start DATA SECTION
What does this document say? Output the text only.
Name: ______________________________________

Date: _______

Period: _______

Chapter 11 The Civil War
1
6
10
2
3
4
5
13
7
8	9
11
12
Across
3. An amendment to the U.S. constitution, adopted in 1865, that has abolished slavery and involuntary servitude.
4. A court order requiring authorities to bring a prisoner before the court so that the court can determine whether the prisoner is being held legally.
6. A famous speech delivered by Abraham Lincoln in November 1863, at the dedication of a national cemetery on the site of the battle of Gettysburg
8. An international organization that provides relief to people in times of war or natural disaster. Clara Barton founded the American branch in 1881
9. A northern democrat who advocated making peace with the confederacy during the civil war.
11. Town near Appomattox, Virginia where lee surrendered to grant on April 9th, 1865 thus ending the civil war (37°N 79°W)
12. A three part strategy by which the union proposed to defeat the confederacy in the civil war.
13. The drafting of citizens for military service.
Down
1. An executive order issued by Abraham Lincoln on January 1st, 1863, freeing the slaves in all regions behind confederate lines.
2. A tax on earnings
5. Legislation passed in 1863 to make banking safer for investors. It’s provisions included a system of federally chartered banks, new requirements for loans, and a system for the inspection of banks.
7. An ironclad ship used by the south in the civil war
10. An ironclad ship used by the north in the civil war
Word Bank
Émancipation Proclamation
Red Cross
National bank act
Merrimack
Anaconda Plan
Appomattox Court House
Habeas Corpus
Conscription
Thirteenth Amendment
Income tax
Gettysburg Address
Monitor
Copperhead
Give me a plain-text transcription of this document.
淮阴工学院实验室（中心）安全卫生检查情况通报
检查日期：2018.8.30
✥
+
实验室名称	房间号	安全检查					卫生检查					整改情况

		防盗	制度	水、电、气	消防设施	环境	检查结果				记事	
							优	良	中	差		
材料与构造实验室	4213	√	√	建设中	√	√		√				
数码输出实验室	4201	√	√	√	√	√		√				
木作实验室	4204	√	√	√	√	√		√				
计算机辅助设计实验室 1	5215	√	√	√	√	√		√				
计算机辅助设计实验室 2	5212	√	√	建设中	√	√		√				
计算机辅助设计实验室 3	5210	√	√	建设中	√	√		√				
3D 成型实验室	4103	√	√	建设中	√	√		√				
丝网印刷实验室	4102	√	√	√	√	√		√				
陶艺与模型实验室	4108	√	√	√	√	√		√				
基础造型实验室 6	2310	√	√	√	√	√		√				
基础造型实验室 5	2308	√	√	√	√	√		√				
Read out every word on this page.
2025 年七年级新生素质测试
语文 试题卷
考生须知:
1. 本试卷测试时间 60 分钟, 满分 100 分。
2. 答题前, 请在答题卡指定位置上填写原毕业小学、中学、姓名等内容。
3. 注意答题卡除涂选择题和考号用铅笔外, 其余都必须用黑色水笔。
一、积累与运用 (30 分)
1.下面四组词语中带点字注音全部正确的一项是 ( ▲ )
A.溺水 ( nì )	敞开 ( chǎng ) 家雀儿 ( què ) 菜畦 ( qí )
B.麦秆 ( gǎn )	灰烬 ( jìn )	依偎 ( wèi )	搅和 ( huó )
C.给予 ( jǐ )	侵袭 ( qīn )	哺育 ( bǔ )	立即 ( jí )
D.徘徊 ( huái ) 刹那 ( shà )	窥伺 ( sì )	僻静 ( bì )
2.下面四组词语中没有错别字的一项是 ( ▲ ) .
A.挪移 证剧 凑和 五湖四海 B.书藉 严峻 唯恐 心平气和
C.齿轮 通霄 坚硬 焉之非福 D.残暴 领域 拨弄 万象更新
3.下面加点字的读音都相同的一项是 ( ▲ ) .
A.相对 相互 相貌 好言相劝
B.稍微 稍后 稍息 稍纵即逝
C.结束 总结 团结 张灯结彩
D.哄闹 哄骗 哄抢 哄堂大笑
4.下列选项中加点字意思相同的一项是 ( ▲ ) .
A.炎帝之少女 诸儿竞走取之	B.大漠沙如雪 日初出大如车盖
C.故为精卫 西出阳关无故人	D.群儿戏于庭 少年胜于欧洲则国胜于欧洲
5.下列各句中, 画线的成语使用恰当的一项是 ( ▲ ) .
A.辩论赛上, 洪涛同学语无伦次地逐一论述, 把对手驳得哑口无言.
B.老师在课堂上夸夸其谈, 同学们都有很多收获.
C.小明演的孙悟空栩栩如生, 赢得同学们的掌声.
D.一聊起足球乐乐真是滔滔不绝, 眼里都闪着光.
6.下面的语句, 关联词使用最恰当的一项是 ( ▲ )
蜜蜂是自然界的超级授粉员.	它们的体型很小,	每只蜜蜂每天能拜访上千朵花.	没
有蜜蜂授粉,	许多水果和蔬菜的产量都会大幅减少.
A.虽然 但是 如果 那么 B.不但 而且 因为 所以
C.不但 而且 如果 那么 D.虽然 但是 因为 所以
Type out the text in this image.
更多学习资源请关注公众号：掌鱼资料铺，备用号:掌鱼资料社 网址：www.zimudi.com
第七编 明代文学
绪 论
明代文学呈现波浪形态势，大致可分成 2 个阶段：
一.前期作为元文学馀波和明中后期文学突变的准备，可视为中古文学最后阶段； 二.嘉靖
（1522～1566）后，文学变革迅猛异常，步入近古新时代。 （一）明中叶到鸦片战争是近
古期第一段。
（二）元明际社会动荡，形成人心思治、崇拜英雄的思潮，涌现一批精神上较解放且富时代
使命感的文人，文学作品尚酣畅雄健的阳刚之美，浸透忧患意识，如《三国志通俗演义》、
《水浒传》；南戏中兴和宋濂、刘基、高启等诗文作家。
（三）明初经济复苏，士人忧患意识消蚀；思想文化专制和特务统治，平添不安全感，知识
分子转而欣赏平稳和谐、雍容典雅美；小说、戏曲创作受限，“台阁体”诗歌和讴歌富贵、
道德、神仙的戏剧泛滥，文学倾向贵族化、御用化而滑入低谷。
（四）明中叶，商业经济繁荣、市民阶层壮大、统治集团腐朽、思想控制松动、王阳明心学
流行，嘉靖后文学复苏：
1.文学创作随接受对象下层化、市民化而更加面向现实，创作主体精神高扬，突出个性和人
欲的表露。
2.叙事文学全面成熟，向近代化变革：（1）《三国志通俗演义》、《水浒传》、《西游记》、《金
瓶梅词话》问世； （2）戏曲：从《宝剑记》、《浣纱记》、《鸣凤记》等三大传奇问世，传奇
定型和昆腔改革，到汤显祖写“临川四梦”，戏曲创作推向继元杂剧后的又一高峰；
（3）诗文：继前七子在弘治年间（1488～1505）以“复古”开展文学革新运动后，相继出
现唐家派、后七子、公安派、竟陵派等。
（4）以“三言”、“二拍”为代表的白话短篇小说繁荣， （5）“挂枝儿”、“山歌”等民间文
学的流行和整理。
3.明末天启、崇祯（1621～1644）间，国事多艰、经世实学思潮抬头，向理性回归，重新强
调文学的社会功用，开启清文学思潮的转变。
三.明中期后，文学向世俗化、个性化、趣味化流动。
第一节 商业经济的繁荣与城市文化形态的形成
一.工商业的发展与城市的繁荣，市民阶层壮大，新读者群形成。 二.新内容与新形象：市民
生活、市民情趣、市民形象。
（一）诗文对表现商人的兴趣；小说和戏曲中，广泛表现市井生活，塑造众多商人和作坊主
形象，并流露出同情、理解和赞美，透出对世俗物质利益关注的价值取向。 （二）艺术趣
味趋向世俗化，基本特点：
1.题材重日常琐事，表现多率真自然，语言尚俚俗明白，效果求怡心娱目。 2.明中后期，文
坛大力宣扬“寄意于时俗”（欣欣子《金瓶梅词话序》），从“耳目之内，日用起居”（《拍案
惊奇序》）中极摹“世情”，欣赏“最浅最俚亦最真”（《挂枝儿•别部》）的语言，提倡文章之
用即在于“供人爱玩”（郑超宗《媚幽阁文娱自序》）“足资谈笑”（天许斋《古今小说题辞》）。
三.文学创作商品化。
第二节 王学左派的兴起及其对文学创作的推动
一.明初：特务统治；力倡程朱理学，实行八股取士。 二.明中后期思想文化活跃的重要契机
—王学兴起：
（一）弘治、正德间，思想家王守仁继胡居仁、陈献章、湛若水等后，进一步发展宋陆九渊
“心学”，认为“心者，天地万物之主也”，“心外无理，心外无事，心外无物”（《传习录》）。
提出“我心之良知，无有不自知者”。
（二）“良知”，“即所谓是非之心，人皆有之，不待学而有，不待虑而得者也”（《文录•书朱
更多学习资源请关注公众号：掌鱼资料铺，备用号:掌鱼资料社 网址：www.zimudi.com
end DATA SECTION
» **YOUR TASK**: Show every line of the records above that contains the word "Abraham".

» **COMPLETED EXERCISE**:
6. A famous speech delivered by Abraham Lincoln in November 1863, at the dedication of a national cemetery on the site of the battle of Gettysburg
1. An executive order issued by Abraham Lincoln on January 1st, 1863, freeing the slaves in all regions behind confederate lines.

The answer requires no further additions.